Georgia State shook off a slow start, taking over in the second half and holding on for a 73-64 win over UT-Arlington.


COACH: Ron Hunter

RECORD: 23-9, 13-5 (1st Sun Belt)


  • KENPOM: 114
  • NET: 121

PROJECTED SEED: The Panthers were a No. 14 seed in the most recent bracket projection from NBC Sports, and considering that came after the majority of the automatic bids had been determined, it should not change all that much.

NAMES YOU NEED TO KNOW: Georgia State’s star is D’Marcus Simonds. He’s a super athletic, 6-foot-3 guard with NBA potential and the ability to take over games. He had 29 points against Mississippi last season and 24 in the NCAA tournament loss to Cincinnati. He;s terrific, and one of five Panthers to average double-figures this season.

Oh, and he also called his shot in the Sun Belt tournament:

BIG WINS, BAD LOSSES: Georgia State actually has a pretty strong resume for a mid-major automatic bid. They won at Alabama (59) earlier this year, they beat East Tennessee State at home and they have a pair of Q2 road wins in league play — Georgia Southern (125) and Texas State (134). They also beat Saint Bonaventure and Georgia on neutral courts.

(Part of a data file)
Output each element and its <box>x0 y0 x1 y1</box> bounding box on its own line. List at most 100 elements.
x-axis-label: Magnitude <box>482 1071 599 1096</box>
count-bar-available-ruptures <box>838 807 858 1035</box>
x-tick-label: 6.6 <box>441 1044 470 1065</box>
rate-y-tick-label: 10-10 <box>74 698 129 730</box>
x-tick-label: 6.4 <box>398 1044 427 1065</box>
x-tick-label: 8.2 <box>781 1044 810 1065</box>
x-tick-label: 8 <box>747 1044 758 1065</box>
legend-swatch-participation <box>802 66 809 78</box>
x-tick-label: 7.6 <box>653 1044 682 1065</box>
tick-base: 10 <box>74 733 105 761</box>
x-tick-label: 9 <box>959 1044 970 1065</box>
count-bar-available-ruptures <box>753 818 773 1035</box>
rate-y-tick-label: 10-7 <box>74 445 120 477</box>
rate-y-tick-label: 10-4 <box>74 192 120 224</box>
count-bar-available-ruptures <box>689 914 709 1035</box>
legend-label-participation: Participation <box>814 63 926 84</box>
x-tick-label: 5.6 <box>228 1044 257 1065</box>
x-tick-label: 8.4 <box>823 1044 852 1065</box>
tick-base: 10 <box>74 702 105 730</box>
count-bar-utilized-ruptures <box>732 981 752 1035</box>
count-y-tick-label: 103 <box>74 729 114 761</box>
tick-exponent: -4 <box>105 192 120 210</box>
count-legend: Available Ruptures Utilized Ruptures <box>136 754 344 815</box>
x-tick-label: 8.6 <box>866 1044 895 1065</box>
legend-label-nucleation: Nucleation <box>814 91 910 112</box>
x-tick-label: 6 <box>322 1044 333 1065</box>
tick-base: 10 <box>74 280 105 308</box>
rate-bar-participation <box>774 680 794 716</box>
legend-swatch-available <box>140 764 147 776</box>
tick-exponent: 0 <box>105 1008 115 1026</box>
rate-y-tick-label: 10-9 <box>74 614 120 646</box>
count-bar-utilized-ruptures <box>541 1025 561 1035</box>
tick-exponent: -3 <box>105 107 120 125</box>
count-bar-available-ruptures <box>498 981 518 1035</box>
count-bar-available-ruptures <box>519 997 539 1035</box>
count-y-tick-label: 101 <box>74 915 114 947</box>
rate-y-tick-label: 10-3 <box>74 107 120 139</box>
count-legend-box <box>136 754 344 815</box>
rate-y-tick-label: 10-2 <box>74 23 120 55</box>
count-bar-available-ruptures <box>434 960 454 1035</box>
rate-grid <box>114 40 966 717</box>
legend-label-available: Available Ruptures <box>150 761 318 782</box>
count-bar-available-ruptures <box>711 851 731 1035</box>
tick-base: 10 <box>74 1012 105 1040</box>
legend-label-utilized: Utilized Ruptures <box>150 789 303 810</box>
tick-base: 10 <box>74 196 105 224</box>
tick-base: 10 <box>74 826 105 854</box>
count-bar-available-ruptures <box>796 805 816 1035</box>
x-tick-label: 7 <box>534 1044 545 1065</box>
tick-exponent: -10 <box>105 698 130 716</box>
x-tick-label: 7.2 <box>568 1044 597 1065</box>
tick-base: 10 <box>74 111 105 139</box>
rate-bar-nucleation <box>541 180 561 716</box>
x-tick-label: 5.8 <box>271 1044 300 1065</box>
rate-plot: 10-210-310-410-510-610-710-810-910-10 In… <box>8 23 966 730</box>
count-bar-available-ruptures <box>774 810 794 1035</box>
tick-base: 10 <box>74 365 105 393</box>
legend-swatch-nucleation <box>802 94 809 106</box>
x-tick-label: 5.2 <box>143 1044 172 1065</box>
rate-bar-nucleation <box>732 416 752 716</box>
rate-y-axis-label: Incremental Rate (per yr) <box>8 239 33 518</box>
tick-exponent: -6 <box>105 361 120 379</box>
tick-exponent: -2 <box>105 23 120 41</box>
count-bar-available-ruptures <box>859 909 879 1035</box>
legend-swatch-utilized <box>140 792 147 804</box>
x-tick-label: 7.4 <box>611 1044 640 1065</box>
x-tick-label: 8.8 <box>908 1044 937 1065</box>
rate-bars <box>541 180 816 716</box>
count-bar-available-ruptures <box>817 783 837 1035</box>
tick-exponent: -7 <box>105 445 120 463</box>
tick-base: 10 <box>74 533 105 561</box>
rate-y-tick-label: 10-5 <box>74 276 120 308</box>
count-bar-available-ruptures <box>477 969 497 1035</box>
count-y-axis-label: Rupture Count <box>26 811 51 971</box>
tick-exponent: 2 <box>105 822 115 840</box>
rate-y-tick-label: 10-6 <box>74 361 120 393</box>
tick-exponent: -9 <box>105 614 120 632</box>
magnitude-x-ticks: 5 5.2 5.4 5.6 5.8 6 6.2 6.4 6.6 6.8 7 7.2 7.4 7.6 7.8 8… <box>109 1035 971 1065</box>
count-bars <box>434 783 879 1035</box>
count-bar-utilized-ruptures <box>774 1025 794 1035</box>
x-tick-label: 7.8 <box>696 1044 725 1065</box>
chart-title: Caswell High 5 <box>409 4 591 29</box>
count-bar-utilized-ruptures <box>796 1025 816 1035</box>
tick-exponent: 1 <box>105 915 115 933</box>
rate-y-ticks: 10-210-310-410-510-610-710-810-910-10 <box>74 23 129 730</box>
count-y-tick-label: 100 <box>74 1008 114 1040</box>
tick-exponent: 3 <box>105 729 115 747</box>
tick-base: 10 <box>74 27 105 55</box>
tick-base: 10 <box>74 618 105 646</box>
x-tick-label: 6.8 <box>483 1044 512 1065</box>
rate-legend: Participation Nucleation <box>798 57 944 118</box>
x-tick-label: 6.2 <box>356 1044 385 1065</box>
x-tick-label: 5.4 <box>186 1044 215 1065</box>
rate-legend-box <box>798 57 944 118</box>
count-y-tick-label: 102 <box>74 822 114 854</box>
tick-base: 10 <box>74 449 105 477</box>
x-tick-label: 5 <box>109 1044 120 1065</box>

_What to do_: Reproduce word for word the stretch of the Georgia State basketball profile from "COACH: Ron Hunter" through "double-figures this season.".

_Answer to the problem_:
COACH: Ron Hunter

RECORD: 23-9, 13-5 (1st Sun Belt)


  • KENPOM: 114
  • NET: 121

PROJECTED SEED: The Panthers were a No. 14 seed in the most recent bracket projection from NBC Sports, and considering that came after the majority of the automatic bids had been determined, it should not change all that much.

NAMES YOU NEED TO KNOW: Georgia State’s star is D’Marcus Simonds. He’s a super athletic, 6-foot-3 guard with NBA potential and the ability to take over games. He had 29 points against Mississippi last season and 24 in the NCAA tournament loss to Cincinnati. He;s terrific, and one of five Panthers to average double-figures this season.